▶ **PROBLEM**:
Pick out and copy every line below that has the word "Watt".

(Records)
----------------
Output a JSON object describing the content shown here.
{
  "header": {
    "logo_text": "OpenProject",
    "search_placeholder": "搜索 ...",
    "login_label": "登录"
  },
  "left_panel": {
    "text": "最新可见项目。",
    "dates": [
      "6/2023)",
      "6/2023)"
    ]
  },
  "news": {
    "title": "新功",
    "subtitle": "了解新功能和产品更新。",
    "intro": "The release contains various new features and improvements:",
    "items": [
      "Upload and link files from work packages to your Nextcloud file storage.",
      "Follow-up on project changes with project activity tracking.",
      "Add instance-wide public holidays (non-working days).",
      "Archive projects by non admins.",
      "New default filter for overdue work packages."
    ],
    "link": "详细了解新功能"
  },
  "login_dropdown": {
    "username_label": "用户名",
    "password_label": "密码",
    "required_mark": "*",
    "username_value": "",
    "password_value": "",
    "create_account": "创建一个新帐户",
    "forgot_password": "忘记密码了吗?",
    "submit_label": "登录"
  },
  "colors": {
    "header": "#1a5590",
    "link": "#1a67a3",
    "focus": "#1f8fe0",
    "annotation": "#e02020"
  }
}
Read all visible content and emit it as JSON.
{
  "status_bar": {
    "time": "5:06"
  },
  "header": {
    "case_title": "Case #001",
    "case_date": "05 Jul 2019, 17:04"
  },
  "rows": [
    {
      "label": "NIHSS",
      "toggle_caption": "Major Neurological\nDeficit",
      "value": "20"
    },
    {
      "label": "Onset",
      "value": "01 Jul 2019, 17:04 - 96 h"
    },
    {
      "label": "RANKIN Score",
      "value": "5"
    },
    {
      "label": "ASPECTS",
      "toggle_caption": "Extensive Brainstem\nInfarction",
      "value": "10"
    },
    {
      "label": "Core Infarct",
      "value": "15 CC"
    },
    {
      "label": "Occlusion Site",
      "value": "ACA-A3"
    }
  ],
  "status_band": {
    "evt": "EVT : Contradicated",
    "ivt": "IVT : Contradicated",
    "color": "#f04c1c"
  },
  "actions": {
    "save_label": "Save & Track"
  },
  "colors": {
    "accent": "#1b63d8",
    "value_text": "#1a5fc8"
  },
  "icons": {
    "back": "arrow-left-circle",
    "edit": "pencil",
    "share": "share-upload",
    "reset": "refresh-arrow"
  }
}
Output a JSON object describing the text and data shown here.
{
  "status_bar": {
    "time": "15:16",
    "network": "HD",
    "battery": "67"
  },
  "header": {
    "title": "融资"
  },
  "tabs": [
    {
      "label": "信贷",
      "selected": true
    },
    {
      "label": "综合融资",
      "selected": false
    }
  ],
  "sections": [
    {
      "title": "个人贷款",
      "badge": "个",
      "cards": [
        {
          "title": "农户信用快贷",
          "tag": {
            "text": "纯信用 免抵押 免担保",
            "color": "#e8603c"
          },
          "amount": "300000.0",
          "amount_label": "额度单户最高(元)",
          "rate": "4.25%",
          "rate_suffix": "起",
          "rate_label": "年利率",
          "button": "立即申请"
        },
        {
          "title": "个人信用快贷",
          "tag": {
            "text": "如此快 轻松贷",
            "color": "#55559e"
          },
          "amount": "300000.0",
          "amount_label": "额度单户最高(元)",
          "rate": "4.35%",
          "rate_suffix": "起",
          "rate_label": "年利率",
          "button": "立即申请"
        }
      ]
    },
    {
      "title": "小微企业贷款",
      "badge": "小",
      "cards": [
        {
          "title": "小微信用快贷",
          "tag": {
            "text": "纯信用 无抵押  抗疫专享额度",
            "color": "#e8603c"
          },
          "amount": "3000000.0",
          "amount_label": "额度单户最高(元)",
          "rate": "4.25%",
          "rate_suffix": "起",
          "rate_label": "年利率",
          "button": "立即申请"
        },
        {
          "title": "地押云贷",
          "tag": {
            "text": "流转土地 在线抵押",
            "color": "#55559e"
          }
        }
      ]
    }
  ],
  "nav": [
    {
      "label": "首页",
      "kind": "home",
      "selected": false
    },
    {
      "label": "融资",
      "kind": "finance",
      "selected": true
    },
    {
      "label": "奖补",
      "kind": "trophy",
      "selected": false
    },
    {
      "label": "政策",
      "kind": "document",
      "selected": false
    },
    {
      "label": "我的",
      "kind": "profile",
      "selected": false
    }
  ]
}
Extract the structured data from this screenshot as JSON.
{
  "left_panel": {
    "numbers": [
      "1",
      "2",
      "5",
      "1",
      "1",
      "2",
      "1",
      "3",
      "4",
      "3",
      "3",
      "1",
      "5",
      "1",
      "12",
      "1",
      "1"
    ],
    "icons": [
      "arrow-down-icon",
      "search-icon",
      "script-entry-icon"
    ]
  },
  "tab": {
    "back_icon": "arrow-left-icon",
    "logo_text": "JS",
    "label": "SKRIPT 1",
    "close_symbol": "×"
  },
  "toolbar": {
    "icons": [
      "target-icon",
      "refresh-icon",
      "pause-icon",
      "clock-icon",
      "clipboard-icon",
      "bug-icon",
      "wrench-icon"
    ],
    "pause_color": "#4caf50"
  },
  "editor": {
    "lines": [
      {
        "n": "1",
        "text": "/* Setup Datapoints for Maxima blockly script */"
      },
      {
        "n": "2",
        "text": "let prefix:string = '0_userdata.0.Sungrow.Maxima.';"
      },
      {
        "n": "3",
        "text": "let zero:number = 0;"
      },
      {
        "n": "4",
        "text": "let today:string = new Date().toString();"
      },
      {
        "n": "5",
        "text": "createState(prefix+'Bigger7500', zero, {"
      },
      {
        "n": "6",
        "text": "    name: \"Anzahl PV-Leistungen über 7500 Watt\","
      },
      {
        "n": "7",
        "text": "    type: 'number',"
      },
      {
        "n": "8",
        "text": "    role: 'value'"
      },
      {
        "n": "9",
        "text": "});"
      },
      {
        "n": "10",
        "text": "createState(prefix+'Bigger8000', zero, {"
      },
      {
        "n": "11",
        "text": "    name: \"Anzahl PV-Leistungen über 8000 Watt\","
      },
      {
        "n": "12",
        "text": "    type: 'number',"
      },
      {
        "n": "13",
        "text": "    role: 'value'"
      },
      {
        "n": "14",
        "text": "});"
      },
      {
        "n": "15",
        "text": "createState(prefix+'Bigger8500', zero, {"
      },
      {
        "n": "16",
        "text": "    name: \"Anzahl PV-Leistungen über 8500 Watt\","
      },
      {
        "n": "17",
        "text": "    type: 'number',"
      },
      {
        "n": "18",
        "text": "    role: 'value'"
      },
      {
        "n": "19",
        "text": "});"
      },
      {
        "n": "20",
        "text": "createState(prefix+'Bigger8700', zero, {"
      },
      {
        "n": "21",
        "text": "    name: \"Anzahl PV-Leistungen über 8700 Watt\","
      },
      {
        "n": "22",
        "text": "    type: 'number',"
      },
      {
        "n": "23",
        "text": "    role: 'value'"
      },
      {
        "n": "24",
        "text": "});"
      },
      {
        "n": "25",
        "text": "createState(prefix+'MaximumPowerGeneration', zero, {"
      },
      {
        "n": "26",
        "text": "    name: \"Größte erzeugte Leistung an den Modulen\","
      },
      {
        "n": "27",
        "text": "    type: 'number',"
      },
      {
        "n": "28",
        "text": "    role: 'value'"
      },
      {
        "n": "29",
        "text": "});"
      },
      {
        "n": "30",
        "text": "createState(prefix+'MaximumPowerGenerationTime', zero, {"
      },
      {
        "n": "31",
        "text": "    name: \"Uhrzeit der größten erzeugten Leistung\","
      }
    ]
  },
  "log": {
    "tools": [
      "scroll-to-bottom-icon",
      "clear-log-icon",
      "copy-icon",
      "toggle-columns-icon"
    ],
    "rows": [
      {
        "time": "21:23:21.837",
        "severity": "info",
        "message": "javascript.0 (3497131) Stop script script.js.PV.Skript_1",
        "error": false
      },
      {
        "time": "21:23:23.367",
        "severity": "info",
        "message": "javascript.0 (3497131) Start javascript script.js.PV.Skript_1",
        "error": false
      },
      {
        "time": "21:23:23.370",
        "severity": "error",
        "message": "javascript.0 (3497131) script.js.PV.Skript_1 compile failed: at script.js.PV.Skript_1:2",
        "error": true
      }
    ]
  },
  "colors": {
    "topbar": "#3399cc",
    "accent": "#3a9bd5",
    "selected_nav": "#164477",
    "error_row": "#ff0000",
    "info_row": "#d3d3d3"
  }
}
----------------
▶ **SOLUTION TO THE EXERCISE**:
        "text": "    name: \"Anzahl PV-Leistungen über 7500 Watt\","
        "text": "    name: \"Anzahl PV-Leistungen über 8000 Watt\","
        "text": "    name: \"Anzahl PV-Leistungen über 8500 Watt\","
        "text": "    name: \"Anzahl PV-Leistungen über 8700 Watt\","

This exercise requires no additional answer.